▶ EXERCISE INPUTS:
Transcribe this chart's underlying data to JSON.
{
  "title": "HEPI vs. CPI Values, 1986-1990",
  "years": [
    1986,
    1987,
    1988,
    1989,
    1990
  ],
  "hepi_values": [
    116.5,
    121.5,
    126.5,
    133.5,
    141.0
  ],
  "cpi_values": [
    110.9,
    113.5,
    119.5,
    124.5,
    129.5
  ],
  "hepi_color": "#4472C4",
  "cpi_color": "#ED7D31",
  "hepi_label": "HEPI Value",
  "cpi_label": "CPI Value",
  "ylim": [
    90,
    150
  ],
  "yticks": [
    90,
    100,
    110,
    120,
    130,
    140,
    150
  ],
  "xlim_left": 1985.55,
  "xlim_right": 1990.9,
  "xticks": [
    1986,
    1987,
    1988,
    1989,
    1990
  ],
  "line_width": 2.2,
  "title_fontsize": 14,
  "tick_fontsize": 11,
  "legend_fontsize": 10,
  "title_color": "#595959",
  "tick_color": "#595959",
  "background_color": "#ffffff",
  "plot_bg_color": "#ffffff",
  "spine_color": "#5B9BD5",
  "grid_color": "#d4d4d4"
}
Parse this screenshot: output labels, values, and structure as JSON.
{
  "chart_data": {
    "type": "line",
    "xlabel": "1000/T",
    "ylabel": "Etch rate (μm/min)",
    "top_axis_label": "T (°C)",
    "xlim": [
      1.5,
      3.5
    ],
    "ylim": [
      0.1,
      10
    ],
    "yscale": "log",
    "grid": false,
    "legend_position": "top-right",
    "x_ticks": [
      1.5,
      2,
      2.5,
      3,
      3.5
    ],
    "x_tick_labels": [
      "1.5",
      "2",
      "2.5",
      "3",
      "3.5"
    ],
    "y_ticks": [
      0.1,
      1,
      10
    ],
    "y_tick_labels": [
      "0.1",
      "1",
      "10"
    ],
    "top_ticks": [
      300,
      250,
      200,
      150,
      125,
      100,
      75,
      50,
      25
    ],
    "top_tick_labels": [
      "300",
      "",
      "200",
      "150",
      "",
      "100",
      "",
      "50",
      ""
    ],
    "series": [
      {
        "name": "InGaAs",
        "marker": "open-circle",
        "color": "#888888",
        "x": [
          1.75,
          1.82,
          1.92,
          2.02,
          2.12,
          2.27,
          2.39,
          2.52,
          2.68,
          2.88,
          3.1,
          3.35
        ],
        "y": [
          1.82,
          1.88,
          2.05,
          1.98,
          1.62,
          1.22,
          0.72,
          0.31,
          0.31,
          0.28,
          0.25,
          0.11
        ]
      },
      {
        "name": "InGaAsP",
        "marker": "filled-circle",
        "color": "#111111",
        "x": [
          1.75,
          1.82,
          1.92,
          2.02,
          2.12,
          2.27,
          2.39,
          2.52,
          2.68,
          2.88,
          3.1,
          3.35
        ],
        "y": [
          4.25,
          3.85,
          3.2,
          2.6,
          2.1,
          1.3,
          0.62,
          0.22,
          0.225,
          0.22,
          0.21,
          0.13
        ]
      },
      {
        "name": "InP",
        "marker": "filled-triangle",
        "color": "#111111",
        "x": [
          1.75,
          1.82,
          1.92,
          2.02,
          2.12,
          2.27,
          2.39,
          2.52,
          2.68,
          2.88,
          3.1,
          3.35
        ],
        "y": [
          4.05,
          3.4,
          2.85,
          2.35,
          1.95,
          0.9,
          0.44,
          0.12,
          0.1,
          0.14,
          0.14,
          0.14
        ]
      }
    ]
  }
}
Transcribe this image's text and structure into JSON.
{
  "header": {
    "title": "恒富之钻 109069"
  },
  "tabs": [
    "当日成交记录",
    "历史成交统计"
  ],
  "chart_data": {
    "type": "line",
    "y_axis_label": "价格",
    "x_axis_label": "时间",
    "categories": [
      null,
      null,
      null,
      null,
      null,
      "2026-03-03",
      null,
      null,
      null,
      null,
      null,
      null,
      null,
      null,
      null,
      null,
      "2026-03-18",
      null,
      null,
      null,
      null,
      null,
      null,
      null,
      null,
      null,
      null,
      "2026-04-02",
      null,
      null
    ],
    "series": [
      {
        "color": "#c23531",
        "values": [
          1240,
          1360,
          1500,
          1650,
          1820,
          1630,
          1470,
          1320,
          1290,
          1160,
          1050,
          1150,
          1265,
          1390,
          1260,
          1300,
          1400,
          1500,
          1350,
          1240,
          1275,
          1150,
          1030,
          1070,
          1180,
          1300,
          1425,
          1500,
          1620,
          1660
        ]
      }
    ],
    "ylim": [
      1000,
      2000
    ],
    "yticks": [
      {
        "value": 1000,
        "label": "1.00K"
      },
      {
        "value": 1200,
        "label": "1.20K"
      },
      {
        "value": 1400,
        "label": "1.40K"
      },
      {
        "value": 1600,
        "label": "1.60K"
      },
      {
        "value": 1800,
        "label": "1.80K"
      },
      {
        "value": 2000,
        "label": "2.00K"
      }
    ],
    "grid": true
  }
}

▶ WORK TO DO:
Find the lines containing "this" and pull them out.

▶ THE COMPLETED TASK:
Transcribe this chart's underlying data to JSON.
Parse this screenshot: output labels, values, and structure as JSON.
Transcribe this image's text and structure into JSON.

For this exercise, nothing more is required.